━━ 提示文 ━━

第九部 兄は私の命の恩人
兄といると、毎日のように何かが起きました。
笑ってしまうようなこともあれば、今思えばゾッとする出来事もたくさんあります。
今回は、そんな破天荒だけれど、誰よりも頼りになった兄との思い出を綴ります。
小学生の頃、兄と家の中で相撲をして遊んでいると、勢い余って兄に豪快に投げ飛ばされ、部屋の大きな窓ガラスへと激突してしまった。
お尻からガシャーンとガラスに突っ込み、見事にガラスが突き刺さって身動きが取れなくなってしまった。
パニックになっている私を見るなり、兄はなぜか真顔でこんな妙な持論を語り始めた。
「ガラスは、下手に抜く時に怪我をするから、そのまま外に飛び出せば怪我せんやろ!」
私はそれを聞いて、
「えっ、私をこのままガラスごと外へ突き落すつもり……?」
と、恐怖で内心ブルブルと震えていた。
もちろん、飛んできた母が兄の荒唐無稽な理屈に耳を貸すはずもなく、私を慎重にガラスから引き抜き、血だらけになったお尻に絆創膏を何枚もペタペタと貼って手当てしてくれたのだった。
また、別の日のこと。
台所で母親の手伝いでもしていたのだろう、きゅうりを包丁で切っていた時に、誤って自分の親指をきゅうりごと、爪まで一緒にスパリと切り落としてしまったことがあった。
「痛いよぉ、痛いよぉ……!」と、痛さのあまり台所でわんわん泣きじゃくる私に向かって、兄は一喝した。
「泣くな! 指を切ったら痛いに決まっとるやろ! 泣いたって痛みは無くならん!」
そう怒鳴りつけられた私は、あまりの迫力にビビり、必死で涙を引っ込めて泣くのをやめたものだった。
でも、そんな破天荒で少し理不尽な兄には、今でも心から感謝している忘れられない出来事がある。
昔、家の裏には二階建ての古い小屋があった。その小屋には階段がなく、二階へ上がるためには外からハシゴをかけて上り下りする仕組みになっていた。
ある日、一人でその小屋の二階で遊んでいた私は、帰ろうとハシゴを降りようとした足を踏み外し、バランスを崩して宙ぶらりんになってしまった。
「助けてーーっ!」
必死の思いで大声で叫ぶと、家の中から兄と父親がすごい勢いで飛び出してきて、すぐに駆けつけて私を抱え下ろしてくれた。
あの時、足がブラブラと宙に浮いたまま落ちそうになった恐怖は、今思い出しても背筋が凍る思いがする。

━━━

課題の目的 -
兄との思い出を綴った提示文を、最後の文の後から書き継いでください。 この一覧は、ここでの作業には関係しません。

━━ データ一覧 ━━

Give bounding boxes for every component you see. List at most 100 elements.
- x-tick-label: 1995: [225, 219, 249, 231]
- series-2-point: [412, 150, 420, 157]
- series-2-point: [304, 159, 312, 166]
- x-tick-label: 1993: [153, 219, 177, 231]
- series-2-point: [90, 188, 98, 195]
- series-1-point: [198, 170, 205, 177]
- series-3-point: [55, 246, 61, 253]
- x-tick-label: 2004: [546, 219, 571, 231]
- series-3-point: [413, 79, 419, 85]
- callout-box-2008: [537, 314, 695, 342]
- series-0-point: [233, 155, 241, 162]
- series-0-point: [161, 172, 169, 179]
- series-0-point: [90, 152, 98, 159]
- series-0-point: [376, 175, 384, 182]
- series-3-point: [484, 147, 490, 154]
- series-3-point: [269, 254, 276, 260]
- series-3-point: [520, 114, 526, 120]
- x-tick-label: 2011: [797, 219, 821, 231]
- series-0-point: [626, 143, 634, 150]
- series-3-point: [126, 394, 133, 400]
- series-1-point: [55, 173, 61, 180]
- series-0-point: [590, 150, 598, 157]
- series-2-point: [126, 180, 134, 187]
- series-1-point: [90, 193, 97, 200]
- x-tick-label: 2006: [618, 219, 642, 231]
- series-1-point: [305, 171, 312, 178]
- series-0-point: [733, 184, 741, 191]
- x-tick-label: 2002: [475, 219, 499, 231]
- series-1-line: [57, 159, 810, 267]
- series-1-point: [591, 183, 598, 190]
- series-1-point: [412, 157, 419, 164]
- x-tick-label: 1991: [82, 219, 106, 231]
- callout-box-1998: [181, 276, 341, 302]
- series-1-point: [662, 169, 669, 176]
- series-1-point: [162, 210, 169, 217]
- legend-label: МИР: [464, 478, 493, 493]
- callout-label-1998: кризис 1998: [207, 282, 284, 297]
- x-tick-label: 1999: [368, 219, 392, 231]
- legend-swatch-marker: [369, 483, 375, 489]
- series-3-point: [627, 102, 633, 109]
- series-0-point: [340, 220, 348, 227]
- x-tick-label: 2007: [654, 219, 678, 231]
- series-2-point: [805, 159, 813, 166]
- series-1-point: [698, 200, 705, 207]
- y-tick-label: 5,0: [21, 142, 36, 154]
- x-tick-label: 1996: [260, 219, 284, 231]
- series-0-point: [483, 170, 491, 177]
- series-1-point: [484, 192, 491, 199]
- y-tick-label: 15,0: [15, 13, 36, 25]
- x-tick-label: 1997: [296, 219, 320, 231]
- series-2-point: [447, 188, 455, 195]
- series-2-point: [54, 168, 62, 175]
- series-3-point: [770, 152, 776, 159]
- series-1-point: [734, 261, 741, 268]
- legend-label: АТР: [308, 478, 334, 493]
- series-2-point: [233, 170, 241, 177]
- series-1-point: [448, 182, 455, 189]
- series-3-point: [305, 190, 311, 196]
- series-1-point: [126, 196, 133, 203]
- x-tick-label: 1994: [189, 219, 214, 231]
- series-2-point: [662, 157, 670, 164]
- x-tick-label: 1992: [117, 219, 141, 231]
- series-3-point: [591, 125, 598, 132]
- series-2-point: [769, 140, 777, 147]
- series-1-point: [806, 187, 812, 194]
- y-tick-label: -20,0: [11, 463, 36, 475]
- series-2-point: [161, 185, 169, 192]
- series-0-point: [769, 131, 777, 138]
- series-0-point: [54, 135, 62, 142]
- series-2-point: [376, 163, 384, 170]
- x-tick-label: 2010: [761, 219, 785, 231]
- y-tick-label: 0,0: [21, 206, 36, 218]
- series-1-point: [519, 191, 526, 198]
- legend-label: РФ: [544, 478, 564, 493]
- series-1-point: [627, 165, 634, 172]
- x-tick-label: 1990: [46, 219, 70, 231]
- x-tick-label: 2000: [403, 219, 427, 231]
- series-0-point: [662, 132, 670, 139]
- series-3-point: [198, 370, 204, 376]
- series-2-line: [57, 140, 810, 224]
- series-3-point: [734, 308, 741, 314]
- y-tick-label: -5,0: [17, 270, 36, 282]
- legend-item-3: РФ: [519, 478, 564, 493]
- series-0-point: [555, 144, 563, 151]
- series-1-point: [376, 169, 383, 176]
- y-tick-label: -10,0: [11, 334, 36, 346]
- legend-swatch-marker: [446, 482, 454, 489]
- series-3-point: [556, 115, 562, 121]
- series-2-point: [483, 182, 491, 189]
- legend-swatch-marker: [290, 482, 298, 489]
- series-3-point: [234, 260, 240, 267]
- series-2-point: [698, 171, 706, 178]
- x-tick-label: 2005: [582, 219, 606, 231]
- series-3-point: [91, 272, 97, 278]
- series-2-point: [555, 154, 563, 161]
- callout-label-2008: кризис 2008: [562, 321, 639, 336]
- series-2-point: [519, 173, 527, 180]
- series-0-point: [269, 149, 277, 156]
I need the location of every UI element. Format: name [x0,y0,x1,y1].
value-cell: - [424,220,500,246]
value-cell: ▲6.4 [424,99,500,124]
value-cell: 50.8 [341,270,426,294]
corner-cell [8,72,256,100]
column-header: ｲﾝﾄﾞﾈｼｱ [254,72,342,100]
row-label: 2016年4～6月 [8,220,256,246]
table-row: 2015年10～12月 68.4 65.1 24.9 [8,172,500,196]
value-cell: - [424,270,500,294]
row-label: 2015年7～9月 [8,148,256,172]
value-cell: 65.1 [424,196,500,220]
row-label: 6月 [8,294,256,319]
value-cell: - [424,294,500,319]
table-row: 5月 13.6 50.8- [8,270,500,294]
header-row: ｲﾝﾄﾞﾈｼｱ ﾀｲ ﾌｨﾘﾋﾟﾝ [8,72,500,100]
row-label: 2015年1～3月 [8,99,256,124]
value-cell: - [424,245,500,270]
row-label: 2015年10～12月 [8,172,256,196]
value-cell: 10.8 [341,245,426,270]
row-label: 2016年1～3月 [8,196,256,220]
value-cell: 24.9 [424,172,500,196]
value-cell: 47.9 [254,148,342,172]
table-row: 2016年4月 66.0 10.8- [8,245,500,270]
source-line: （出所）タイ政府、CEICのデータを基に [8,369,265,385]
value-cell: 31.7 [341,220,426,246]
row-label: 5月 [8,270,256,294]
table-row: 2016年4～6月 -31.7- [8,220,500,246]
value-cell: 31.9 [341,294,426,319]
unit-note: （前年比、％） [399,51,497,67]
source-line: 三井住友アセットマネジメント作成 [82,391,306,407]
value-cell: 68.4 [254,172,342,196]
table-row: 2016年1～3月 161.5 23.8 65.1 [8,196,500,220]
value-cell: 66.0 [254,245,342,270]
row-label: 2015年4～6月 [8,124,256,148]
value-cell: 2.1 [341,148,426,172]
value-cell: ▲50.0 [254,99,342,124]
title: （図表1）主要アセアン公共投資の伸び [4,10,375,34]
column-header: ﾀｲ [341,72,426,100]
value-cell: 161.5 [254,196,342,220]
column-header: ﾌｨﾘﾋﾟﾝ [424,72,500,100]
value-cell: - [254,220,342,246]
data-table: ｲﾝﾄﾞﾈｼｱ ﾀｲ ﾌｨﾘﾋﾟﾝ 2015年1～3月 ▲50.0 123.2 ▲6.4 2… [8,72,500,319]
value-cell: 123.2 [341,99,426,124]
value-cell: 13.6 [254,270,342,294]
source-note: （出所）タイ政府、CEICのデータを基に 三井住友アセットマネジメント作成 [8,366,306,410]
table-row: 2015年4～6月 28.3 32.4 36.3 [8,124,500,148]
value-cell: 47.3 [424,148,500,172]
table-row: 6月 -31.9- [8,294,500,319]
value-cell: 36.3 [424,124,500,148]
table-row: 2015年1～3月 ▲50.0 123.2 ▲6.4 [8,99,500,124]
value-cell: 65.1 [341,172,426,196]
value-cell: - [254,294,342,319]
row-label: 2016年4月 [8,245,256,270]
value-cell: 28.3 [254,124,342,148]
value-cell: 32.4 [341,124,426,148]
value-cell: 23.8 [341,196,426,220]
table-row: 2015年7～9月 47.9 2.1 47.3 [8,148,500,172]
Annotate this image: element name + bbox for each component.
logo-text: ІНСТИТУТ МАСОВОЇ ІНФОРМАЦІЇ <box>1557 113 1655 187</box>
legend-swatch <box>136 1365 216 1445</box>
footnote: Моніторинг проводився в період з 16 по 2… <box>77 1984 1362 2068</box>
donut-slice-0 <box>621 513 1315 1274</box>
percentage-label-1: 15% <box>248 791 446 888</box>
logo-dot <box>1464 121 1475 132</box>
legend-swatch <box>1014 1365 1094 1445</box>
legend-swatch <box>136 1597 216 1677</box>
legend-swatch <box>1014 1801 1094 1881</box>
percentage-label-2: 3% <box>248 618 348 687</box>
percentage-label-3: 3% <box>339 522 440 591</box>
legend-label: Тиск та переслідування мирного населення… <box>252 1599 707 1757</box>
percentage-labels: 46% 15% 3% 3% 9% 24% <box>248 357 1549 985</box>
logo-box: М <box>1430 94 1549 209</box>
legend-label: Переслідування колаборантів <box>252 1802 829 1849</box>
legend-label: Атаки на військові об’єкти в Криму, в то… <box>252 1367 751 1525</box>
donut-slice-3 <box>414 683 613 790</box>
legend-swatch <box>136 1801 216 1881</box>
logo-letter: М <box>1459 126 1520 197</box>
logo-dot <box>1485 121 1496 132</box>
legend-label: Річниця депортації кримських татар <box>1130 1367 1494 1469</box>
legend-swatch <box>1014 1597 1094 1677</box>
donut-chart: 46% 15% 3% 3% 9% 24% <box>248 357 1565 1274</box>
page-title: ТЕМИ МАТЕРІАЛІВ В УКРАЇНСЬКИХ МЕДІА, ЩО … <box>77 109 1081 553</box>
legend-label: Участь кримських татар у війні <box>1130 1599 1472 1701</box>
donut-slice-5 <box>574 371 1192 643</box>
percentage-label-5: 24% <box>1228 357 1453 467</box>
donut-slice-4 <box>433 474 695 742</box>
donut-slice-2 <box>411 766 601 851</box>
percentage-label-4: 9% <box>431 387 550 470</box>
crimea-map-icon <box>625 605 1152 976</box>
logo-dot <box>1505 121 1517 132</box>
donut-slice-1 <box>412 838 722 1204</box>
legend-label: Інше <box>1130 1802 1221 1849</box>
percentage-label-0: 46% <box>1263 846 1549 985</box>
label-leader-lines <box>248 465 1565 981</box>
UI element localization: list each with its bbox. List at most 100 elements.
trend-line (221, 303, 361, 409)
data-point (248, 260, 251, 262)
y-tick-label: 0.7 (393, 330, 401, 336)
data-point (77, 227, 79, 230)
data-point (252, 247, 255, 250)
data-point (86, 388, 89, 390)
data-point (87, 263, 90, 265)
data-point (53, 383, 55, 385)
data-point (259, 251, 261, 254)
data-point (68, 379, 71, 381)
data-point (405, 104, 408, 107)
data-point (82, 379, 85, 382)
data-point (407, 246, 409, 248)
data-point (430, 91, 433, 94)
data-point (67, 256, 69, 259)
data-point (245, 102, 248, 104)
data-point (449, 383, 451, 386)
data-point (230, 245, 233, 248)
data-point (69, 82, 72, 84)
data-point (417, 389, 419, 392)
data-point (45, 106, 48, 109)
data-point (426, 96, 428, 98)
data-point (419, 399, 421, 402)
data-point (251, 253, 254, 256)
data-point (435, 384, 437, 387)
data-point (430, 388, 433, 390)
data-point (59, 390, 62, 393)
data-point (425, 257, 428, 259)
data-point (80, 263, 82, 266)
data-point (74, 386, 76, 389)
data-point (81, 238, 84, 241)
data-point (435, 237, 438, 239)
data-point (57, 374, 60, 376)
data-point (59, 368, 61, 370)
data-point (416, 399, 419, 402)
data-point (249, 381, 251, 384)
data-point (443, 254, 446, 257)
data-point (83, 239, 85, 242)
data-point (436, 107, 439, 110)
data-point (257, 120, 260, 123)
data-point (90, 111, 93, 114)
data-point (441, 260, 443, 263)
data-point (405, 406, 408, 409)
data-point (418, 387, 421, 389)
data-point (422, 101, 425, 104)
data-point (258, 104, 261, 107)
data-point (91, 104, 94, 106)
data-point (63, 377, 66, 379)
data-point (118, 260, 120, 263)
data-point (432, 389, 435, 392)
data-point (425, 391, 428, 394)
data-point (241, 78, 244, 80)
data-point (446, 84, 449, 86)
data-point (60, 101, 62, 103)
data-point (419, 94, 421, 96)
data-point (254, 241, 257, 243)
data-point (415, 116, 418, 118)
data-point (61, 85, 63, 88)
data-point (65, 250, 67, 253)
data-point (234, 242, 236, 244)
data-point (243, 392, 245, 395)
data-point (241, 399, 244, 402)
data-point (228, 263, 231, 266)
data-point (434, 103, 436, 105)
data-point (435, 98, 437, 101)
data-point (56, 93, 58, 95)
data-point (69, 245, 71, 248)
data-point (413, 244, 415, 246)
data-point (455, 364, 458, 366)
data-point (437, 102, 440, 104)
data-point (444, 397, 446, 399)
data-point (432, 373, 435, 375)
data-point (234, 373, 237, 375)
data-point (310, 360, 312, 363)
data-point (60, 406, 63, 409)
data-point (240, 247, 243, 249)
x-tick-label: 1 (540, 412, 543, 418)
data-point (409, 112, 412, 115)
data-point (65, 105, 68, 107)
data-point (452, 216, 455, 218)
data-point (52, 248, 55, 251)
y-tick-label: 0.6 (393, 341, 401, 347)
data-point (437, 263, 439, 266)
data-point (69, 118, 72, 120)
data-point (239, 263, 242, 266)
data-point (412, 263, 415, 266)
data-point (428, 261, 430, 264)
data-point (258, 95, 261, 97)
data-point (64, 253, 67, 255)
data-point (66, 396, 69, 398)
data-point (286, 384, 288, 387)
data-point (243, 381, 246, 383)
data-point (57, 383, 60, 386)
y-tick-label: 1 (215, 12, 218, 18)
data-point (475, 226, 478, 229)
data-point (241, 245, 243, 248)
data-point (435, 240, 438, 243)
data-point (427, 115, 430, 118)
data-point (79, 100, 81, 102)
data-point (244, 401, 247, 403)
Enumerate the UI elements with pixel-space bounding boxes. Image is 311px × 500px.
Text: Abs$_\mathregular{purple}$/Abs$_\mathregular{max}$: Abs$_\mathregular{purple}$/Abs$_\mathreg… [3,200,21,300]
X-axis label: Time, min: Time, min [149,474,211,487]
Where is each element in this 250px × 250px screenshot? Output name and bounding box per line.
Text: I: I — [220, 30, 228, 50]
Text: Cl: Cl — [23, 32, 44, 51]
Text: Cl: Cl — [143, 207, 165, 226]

━━━

結果 -
珍理論を平気で語ったり、「泣くな!」と理不尽に怒鳴ったりする兄だったけれど、いざという危ない時には真っ先に飛び出してきて助けてくれる、本当に頼もしい兄でもあった。
あの時ばかりは、兄は私のまぎれもない「命の恩人」だった。
そんな兄だったから、大人になってからも相変わらずハプニングを巻き起こす。
少し抜けたところがあって、ある時「遠く離れた大阪の友達の家に車で行くんだけど、一緒に来るか?」と言われ、私は物見遊山でその車に乗り込んでついて行った。
ところが、せっかく長い時間をかけてようやく友達の家に到着した、まさにその瞬間だった。
「あーーっ! やった! 車の中に鍵を入れたまま、ドアをロックしちまった!」
昭和の時代には、車のインロックなんて、どこでもよくあるお決まりのドジだった。
けれど、よりによってこんな遠く離れた、スペアキーも何もない場所で、よりにもよってなぜこのタイミングでやるかね……!
と、私は助手席の窓から中を覗き込みながら、途方に暮れて不安げな気持ちになったものだった。
無茶苦茶で、おっちょこちょいで、いつも肝を冷やさせられたけれど、どこか憎めない兄。
あの慌ただしくも笑いに満ちた日々は、今でも私の大切な宝物だ。
子どもの頃は、兄に振り回されてばかりでした。
今なら「危ない!」と止めたくなることばかりですが、当時の私には、それが毎日のような日常でした。
無鉄砲で、おっちょこちょいで、時には理不尽。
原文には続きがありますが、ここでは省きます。